§ **Data provided**
— BEGIN —

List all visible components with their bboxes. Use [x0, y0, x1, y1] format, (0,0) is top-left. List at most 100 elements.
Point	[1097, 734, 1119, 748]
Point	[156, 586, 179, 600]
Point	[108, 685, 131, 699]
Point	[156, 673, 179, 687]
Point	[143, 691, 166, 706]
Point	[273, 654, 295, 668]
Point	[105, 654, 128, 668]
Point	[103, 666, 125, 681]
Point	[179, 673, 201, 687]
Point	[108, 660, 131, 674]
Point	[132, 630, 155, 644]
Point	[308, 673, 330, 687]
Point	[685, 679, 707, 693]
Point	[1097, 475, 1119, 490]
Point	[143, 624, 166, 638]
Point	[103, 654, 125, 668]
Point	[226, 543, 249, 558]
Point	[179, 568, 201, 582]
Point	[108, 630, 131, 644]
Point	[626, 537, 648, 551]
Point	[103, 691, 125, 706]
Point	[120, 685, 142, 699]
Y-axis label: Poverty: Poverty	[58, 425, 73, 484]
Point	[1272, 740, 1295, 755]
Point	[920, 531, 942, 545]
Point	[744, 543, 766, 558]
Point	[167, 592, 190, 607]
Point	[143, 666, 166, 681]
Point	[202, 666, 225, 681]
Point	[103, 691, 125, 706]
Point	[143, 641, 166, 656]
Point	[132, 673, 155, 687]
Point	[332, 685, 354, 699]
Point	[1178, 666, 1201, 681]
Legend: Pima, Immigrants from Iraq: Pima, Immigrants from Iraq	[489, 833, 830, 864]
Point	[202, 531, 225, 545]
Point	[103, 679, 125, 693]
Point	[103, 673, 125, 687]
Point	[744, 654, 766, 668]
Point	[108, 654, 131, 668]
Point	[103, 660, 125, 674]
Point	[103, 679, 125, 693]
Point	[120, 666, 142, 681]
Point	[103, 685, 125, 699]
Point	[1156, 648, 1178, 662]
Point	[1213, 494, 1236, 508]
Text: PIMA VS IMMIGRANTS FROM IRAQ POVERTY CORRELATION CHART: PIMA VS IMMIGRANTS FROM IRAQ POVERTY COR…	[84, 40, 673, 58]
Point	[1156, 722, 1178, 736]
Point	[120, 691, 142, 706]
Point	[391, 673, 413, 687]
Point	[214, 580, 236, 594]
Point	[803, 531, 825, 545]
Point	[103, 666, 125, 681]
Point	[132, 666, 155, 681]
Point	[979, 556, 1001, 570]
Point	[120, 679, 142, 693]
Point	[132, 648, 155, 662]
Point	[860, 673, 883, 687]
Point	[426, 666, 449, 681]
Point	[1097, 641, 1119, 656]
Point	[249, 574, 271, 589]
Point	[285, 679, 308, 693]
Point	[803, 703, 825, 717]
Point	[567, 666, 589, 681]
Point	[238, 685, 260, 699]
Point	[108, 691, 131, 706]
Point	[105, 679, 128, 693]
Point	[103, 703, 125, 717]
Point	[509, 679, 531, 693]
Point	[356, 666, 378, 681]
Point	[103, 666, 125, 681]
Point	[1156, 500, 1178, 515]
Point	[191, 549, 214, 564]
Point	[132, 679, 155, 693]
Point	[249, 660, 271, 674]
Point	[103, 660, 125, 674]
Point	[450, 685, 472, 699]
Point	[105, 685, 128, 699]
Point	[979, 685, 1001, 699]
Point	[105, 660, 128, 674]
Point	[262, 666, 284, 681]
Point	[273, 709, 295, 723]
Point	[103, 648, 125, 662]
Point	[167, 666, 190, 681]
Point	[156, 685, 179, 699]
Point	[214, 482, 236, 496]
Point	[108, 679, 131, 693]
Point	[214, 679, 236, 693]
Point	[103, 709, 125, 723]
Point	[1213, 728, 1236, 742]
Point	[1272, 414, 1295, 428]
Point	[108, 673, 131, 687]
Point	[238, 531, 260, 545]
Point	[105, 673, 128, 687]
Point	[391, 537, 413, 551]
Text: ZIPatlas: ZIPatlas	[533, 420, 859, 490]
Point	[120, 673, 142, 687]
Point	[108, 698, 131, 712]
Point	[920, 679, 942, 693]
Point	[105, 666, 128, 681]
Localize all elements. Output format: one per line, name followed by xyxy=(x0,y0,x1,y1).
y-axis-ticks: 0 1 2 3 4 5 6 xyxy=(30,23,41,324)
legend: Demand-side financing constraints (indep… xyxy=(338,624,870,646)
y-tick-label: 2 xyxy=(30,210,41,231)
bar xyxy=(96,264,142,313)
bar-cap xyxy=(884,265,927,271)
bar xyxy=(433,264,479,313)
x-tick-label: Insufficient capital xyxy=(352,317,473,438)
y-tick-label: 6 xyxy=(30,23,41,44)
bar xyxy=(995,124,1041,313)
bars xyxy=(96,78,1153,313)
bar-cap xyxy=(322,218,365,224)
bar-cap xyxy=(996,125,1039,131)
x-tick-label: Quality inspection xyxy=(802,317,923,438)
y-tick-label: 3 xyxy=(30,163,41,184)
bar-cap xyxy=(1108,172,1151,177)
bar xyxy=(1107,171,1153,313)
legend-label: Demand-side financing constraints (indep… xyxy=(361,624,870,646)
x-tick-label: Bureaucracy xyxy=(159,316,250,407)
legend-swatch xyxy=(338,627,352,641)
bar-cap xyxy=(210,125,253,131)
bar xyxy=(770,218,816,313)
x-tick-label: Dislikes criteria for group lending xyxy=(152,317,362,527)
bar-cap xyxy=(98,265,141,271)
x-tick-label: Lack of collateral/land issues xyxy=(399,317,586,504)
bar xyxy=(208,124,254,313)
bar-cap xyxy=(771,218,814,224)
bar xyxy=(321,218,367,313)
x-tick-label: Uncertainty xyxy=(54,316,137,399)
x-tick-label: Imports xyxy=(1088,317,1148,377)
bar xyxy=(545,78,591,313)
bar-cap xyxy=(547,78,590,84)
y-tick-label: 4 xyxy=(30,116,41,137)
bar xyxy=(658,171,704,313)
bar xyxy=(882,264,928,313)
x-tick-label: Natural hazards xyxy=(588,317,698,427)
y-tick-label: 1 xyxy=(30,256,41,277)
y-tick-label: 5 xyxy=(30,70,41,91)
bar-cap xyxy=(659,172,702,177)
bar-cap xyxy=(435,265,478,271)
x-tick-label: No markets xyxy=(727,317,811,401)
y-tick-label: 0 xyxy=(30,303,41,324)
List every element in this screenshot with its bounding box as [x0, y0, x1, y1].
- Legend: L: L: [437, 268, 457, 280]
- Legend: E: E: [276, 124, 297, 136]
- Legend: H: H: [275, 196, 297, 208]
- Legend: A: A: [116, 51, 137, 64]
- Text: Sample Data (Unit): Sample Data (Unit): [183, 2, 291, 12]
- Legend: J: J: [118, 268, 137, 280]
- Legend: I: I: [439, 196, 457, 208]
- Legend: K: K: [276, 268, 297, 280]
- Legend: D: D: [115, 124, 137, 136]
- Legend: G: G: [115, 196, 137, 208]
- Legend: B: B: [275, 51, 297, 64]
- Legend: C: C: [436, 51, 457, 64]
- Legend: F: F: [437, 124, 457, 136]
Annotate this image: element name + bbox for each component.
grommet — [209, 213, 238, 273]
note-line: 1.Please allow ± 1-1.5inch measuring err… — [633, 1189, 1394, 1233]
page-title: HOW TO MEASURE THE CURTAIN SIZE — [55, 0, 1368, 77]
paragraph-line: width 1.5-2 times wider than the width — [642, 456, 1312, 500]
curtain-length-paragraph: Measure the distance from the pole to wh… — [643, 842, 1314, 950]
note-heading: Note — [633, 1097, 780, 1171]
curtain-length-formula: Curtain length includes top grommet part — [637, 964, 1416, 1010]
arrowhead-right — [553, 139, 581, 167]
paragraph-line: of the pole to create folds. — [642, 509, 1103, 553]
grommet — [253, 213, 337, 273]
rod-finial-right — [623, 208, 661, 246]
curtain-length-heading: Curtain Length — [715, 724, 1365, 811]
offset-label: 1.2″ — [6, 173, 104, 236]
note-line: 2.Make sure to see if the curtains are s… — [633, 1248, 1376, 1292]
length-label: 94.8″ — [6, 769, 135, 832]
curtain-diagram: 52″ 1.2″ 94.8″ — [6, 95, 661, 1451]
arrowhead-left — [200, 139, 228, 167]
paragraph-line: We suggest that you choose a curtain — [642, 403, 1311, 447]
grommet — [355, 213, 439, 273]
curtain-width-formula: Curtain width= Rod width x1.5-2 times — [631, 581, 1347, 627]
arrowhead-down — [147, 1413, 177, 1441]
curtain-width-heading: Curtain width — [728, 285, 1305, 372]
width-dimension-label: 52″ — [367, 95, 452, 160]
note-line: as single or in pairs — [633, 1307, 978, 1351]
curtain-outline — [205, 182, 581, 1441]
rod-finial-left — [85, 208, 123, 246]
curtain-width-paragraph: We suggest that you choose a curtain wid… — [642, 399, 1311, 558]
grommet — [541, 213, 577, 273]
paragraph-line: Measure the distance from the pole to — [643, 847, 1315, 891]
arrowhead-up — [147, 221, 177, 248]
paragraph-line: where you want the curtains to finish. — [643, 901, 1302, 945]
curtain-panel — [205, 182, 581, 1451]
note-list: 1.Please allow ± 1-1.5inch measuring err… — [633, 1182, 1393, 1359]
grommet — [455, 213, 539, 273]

— END —

§ **What you will do**
Reproduce the listing unchanged from its first line through the line that contains "425, 73, 484]", including both of those lines.

§ **Response to this task**
List all visible components with their bboxes. Use [x0, y0, x1, y1] format, (0,0) is top-left. List at most 100 elements.
Point	[1097, 734, 1119, 748]
Point	[156, 586, 179, 600]
Point	[108, 685, 131, 699]
Point	[156, 673, 179, 687]
Point	[143, 691, 166, 706]
Point	[273, 654, 295, 668]
Point	[105, 654, 128, 668]
Point	[103, 666, 125, 681]
Point	[179, 673, 201, 687]
Point	[108, 660, 131, 674]
Point	[132, 630, 155, 644]
Point	[308, 673, 330, 687]
Point	[685, 679, 707, 693]
Point	[1097, 475, 1119, 490]
Point	[143, 624, 166, 638]
Point	[103, 654, 125, 668]
Point	[226, 543, 249, 558]
Point	[179, 568, 201, 582]
Point	[108, 630, 131, 644]
Point	[626, 537, 648, 551]
Point	[103, 691, 125, 706]
Point	[120, 685, 142, 699]
Y-axis label: Poverty: Poverty	[58, 425, 73, 484]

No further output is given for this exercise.